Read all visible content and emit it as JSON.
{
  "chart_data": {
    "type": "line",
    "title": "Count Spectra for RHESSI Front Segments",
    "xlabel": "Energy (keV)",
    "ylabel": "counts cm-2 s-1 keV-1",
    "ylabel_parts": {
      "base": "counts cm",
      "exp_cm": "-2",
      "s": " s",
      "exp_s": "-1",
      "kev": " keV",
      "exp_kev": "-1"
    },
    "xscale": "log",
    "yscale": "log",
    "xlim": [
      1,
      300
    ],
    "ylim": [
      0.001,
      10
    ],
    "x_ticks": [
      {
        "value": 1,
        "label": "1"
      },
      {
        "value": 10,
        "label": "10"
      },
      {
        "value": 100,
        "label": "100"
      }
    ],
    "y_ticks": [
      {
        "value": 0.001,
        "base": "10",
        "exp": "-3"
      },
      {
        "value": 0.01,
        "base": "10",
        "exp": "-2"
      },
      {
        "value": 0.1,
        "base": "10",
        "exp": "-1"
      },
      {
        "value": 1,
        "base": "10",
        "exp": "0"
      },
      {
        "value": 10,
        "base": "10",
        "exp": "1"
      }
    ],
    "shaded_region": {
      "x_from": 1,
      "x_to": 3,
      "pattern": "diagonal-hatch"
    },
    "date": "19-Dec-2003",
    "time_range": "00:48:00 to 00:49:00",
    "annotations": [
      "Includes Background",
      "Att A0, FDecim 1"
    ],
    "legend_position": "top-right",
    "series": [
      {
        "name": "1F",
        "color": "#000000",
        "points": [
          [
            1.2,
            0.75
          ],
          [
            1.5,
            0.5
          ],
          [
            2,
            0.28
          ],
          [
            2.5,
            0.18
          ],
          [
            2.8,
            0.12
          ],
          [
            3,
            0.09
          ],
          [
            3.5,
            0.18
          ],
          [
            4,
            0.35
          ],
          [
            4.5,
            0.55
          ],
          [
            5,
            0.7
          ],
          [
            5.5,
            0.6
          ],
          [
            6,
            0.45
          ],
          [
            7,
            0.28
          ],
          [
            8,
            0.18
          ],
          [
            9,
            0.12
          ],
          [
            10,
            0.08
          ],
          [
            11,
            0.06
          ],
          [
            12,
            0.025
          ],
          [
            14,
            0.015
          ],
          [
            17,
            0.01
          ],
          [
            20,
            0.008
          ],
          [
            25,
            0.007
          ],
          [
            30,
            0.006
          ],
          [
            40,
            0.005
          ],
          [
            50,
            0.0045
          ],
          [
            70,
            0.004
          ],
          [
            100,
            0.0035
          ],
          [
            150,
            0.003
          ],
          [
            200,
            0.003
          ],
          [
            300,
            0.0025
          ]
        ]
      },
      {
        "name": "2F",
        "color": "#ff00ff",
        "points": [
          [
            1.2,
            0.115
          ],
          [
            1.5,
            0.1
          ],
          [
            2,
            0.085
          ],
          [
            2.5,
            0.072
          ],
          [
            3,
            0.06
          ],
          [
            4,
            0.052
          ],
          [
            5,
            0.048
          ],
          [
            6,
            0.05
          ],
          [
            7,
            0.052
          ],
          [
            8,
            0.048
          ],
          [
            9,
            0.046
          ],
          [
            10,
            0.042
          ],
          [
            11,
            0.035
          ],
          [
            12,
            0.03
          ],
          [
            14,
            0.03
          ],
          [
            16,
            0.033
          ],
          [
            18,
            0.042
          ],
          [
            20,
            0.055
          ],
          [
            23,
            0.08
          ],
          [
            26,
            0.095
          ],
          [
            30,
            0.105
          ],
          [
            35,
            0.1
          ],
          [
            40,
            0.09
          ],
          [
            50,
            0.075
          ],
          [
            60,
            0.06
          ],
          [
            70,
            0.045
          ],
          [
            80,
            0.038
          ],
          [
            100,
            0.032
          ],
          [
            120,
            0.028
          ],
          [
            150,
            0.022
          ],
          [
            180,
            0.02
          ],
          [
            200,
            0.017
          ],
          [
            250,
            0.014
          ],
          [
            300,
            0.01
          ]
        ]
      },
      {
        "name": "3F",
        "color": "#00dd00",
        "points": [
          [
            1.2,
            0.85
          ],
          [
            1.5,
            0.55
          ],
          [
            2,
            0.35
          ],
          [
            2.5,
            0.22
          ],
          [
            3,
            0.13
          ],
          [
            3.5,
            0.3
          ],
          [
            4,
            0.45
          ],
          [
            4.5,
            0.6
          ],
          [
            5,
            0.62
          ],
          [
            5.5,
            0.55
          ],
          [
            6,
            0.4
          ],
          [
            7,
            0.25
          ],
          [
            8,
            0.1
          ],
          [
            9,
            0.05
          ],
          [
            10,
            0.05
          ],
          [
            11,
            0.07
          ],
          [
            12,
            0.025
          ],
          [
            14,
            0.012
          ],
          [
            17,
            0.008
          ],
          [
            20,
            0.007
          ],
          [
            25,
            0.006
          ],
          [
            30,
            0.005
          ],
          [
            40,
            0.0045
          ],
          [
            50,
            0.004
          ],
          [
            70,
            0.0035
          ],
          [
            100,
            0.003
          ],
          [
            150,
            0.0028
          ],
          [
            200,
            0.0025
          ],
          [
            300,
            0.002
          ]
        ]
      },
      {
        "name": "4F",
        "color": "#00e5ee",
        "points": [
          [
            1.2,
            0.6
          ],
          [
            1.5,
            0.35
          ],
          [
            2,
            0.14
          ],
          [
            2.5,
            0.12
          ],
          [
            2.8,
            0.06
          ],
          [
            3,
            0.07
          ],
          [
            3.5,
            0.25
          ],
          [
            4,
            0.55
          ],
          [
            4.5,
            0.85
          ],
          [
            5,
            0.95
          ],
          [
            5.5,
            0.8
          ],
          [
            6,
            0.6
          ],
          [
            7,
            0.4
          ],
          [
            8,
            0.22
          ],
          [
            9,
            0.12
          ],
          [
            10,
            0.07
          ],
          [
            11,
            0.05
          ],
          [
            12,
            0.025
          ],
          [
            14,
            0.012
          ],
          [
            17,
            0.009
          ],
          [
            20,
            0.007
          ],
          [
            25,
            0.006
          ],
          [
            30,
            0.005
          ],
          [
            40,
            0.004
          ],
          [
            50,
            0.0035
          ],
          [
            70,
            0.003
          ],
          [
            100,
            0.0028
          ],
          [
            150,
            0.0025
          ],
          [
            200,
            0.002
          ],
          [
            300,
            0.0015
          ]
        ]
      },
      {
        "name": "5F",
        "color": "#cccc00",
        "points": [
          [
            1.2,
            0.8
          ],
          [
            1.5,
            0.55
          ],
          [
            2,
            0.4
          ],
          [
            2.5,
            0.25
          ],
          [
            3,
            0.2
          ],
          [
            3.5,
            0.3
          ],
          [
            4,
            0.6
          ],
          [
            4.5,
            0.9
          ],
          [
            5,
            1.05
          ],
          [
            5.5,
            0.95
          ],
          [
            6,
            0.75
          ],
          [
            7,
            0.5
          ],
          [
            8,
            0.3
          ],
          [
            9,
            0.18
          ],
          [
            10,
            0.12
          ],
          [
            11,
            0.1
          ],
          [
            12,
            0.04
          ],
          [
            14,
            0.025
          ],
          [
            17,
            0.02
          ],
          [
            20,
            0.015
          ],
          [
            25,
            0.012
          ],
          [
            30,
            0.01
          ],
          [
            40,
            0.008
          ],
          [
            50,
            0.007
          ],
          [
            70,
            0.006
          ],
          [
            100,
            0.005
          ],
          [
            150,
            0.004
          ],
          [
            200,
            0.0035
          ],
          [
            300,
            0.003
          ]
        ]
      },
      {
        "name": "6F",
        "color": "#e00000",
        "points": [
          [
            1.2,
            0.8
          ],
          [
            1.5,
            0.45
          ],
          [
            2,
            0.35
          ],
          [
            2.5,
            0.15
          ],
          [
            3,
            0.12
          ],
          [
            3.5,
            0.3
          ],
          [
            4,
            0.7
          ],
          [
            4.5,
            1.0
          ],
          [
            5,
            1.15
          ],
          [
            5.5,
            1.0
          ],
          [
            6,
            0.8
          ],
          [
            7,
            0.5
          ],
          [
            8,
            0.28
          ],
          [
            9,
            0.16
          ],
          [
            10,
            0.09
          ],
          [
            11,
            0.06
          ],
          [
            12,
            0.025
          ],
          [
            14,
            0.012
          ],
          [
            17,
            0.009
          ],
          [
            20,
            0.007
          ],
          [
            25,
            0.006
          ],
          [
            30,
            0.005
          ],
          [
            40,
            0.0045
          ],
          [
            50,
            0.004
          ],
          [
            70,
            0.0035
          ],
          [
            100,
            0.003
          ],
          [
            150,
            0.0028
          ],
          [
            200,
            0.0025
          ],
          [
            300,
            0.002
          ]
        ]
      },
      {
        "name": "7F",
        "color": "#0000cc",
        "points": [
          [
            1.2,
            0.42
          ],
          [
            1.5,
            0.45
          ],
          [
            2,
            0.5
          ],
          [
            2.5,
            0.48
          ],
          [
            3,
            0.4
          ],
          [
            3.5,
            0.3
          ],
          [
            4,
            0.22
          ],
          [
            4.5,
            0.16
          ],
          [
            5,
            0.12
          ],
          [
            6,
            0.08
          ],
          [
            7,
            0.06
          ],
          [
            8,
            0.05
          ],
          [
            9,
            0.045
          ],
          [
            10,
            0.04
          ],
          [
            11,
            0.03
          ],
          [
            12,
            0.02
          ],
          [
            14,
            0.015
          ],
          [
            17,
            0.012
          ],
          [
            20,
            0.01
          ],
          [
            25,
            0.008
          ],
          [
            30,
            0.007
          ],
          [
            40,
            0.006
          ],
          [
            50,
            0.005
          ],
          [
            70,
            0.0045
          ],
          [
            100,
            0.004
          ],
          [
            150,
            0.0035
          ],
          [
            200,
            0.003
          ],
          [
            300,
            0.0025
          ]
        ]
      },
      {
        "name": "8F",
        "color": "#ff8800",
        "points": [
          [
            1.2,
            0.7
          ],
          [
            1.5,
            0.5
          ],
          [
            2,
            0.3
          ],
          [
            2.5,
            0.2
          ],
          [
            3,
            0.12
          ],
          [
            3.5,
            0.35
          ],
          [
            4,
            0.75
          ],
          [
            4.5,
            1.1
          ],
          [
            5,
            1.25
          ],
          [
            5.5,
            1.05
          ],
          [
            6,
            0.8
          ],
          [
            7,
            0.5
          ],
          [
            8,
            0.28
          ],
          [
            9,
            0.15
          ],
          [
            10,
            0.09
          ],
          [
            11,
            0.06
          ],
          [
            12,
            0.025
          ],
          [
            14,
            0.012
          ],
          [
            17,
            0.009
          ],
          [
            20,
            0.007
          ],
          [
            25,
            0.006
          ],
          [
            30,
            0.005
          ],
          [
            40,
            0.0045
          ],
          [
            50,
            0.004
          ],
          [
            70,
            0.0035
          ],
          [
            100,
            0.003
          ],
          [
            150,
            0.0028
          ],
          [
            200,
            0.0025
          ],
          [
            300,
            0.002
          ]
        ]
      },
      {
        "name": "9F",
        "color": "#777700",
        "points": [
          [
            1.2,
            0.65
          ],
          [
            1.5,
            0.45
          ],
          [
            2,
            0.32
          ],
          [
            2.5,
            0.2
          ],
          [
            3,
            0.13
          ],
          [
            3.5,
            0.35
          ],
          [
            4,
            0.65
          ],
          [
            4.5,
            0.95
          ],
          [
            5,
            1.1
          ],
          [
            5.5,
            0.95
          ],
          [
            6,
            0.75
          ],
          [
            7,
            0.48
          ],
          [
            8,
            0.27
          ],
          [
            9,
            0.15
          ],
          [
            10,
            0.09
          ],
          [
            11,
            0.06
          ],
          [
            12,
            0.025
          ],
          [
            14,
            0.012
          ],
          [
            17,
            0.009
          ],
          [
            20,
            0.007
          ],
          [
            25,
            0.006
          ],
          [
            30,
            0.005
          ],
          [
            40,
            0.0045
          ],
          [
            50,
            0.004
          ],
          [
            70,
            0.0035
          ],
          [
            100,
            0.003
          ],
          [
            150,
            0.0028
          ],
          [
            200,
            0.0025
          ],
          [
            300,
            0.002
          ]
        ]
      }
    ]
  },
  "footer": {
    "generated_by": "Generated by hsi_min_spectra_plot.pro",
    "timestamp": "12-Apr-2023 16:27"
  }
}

####################

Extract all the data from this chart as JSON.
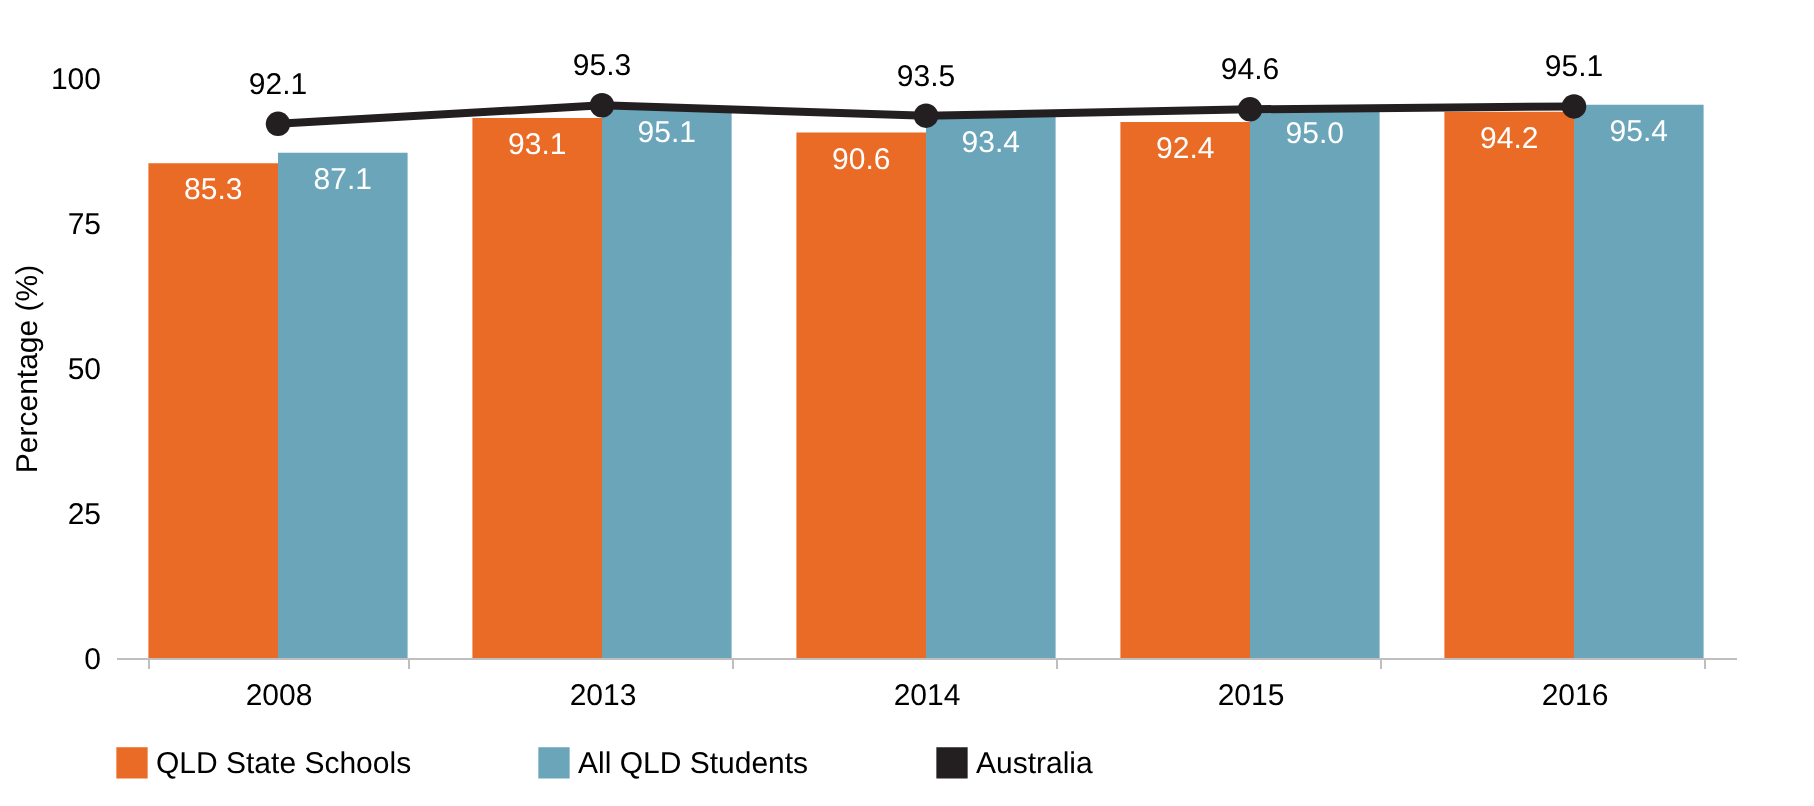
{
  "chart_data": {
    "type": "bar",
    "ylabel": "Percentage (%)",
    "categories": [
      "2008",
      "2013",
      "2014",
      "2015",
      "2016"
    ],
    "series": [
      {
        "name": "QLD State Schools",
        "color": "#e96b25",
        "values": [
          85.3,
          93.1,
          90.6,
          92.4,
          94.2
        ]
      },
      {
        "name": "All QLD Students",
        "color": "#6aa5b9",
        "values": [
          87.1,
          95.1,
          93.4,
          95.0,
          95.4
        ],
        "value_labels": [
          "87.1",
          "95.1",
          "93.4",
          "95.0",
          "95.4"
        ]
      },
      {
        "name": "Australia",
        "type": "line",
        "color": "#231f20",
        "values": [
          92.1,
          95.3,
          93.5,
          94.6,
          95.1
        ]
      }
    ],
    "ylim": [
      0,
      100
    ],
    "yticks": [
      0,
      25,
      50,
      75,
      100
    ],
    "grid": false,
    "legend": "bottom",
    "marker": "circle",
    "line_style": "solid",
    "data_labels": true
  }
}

####################

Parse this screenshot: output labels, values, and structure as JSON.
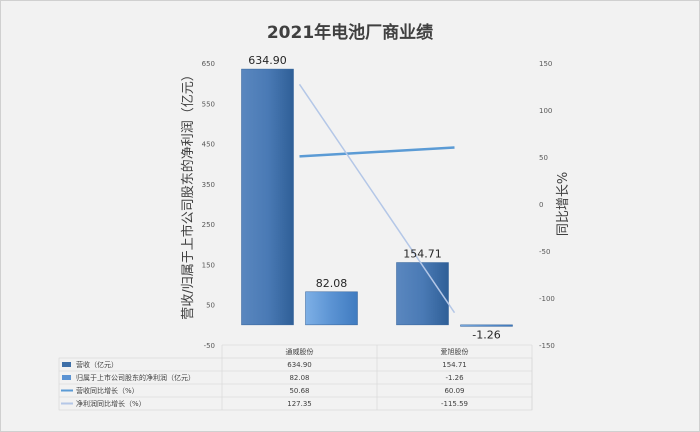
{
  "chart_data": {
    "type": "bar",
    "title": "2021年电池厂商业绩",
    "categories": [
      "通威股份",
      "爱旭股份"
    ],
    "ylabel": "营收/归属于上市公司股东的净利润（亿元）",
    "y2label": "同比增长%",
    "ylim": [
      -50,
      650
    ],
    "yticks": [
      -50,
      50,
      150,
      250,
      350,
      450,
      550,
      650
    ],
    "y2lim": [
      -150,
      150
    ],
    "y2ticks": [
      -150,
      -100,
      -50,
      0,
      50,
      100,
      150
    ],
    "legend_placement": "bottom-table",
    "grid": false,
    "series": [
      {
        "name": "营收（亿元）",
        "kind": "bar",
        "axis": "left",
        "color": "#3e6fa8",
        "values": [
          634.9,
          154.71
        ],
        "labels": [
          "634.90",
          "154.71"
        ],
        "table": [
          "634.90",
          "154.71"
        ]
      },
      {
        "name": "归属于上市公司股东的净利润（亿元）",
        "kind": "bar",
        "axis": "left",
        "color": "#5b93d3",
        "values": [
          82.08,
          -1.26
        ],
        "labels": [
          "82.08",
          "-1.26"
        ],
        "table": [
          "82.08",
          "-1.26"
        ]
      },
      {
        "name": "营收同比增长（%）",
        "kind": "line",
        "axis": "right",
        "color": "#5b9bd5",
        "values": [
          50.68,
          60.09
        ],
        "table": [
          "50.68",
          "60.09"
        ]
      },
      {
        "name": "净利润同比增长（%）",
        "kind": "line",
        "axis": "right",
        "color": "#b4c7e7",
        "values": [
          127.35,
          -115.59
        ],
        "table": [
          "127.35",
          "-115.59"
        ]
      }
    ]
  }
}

####################

Instructions to follow. Return, from the data, each line that has the word "title" in it.

Written reply.
    "title": "Count Spectra for RHESSI Front Segments",
    "title": "2021年电池厂商业绩",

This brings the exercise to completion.